WHAT THE TASK ASKS: Show every line below where "Simblee" can be found.

DATA LISTING:
-- start --
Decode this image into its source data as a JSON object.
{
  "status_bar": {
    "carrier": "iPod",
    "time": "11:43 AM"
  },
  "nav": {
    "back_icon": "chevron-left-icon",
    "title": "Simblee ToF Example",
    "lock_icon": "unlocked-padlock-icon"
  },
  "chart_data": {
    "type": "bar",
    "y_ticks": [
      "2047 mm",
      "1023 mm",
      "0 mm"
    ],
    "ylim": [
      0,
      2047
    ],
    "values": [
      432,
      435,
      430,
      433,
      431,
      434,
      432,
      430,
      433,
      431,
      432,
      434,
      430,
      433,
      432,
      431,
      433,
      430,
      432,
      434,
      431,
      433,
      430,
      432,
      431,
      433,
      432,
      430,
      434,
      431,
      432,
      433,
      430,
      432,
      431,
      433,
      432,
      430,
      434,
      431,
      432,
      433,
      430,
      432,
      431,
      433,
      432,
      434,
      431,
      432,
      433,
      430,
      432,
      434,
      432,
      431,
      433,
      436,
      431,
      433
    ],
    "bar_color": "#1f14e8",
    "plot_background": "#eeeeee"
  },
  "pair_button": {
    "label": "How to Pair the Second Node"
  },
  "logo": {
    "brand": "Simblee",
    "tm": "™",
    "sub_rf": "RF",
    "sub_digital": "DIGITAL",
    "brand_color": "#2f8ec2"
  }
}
-- end --
TASK RESPONSE:
    "title": "Simblee ToF Example",
    "brand": "Simblee",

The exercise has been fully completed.